STATED PROBLEM -> Without the images, write out all of the following entries exactly.

DATASET RECORDS ->
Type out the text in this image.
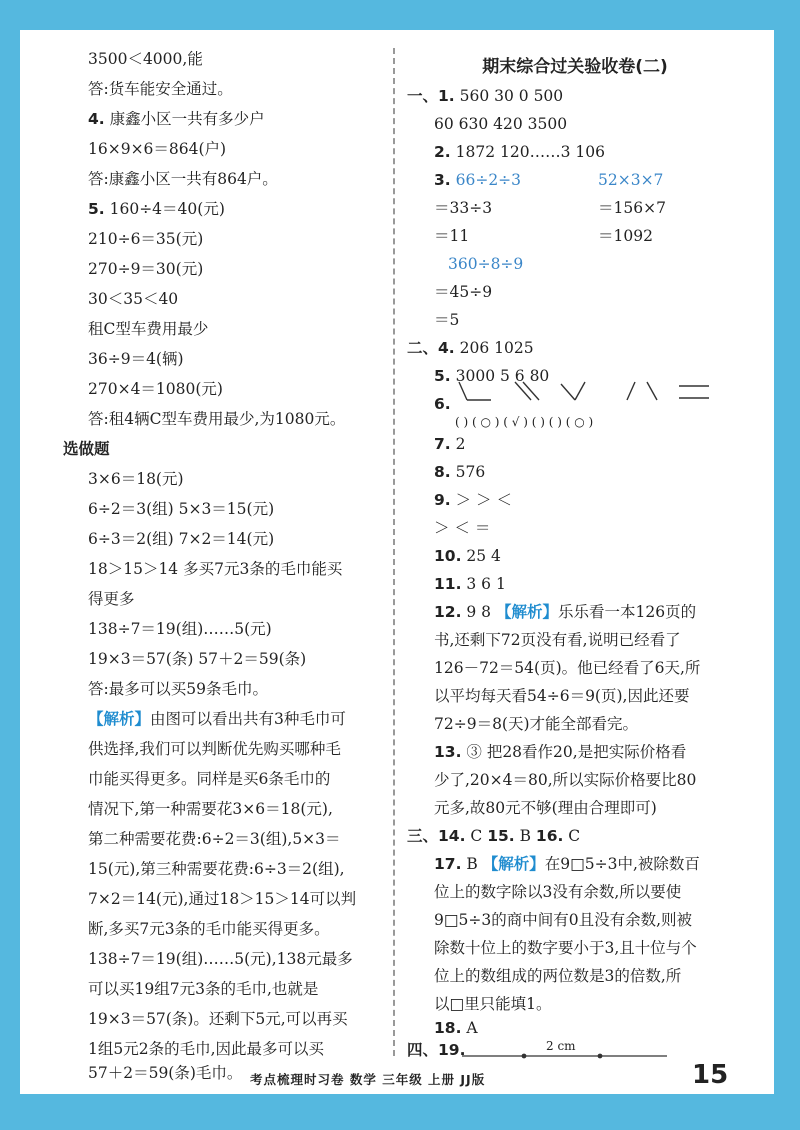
3500＜4000,能
答:货车能安全通过。
4. 康鑫小区一共有多少户
16×9×6＝864(户)
答:康鑫小区一共有864户。
5. 160÷4＝40(元)
210÷6＝35(元)
270÷9＝30(元)
30＜35＜40
租C型车费用最少
36÷9＝4(辆)
270×4＝1080(元)
答:租4辆C型车费用最少,为1080元。
选做题
3×6＝18(元)
6÷2＝3(组) 5×3＝15(元)
6÷3＝2(组) 7×2＝14(元)
18＞15＞14 多买7元3条的毛巾能买
得更多
138÷7＝19(组)……5(元)
19×3＝57(条) 57＋2＝59(条)
答:最多可以买59条毛巾。
【解析】由图可以看出共有3种毛巾可
供选择,我们可以判断优先购买哪种毛
巾能买得更多。同样是买6条毛巾的
情况下,第一种需要花3×6＝18(元),
第二种需要花费:6÷2＝3(组),5×3＝
15(元),第三种需要花费:6÷3＝2(组),
7×2＝14(元),通过18＞15＞14可以判
断,多买7元3条的毛巾能买得更多。
138÷7＝19(组)……5(元),138元最多
可以买19组7元3条的毛巾,也就是
19×3＝57(条)。还剩下5元,可以再买
1组5元2条的毛巾,因此最多可以买
57＋2＝59(条)毛巾。
期末综合过关验收卷(二)
一、1. 560 30 0 500
60 630 420 3500
2. 1872 120……3 106
3. 66÷2÷3	52×3×7
＝33÷3	＝156×7
＝11	＝1092
360÷8÷9
＝45÷9
＝5
二、4. 206 1025
5. 3000 5 6 80
6.
( ) ( ○ ) ( √ ) ( ) ( ) ( ○ )
7. 2
8. 576
9. ＞ ＞ ＜
＞ ＜ ＝
10. 25 4
11. 3 6 1
12. 9 8 【解析】乐乐看一本126页的
书,还剩下72页没有看,说明已经看了
126－72＝54(页)。他已经看了6天,所
以平均每天看54÷6＝9(页),因此还要
72÷9＝8(天)才能全部看完。
13. ③ 把28看作20,是把实际价格看
少了,20×4＝80,所以实际价格要比80
元多,故80元不够(理由合理即可)
三、14. C 15. B 16. C
17. B 【解析】在9□5÷3中,被除数百
位上的数字除以3没有余数,所以要使
9□5÷3的商中间有0且没有余数,则被
除数十位上的数字要小于3,且十位与个
位上的数组成的两位数是3的倍数,所
以□里只能填1。
18. A
四、19.	2 cm
考点梳理时习卷 数学 三年级 上册 JJ版	15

SOLUTION TO THE EXERCISE ->
Type out the text in this image.
3500＜4000,能
答:货车能安全通过。
4. 康鑫小区一共有多少户
16×9×6＝864(户)
答:康鑫小区一共有864户。
5. 160÷4＝40(元)
210÷6＝35(元)
270÷9＝30(元)
30＜35＜40
租C型车费用最少
36÷9＝4(辆)
270×4＝1080(元)
答:租4辆C型车费用最少,为1080元。
选做题
3×6＝18(元)
6÷2＝3(组) 5×3＝15(元)
6÷3＝2(组) 7×2＝14(元)
18＞15＞14 多买7元3条的毛巾能买
得更多
138÷7＝19(组)……5(元)
19×3＝57(条) 57＋2＝59(条)
答:最多可以买59条毛巾。
【解析】由图可以看出共有3种毛巾可
供选择,我们可以判断优先购买哪种毛
巾能买得更多。同样是买6条毛巾的
情况下,第一种需要花3×6＝18(元),
第二种需要花费:6÷2＝3(组),5×3＝
15(元),第三种需要花费:6÷3＝2(组),
7×2＝14(元),通过18＞15＞14可以判
断,多买7元3条的毛巾能买得更多。
138÷7＝19(组)……5(元),138元最多
可以买19组7元3条的毛巾,也就是
19×3＝57(条)。还剩下5元,可以再买
1组5元2条的毛巾,因此最多可以买
57＋2＝59(条)毛巾。
期末综合过关验收卷(二)
一、1. 560 30 0 500
60 630 420 3500
2. 1872 120……3 106
3. 66÷2÷3	52×3×7
＝33÷3	＝156×7
＝11	＝1092
360÷8÷9
＝45÷9
＝5
二、4. 206 1025
5. 3000 5 6 80
6.
( ) ( ○ ) ( √ ) ( ) ( ) ( ○ )
7. 2
8. 576
9. ＞ ＞ ＜
＞ ＜ ＝
10. 25 4
11. 3 6 1
12. 9 8 【解析】乐乐看一本126页的
书,还剩下72页没有看,说明已经看了
126－72＝54(页)。他已经看了6天,所
以平均每天看54÷6＝9(页),因此还要
72÷9＝8(天)才能全部看完。
13. ③ 把28看作20,是把实际价格看
少了,20×4＝80,所以实际价格要比80
元多,故80元不够(理由合理即可)
三、14. C 15. B 16. C
17. B 【解析】在9□5÷3中,被除数百
位上的数字除以3没有余数,所以要使
9□5÷3的商中间有0且没有余数,则被
除数十位上的数字要小于3,且十位与个
位上的数组成的两位数是3的倍数,所
以□里只能填1。
18. A
四、19.	2 cm
考点梳理时习卷 数学 三年级 上册 JJ版	15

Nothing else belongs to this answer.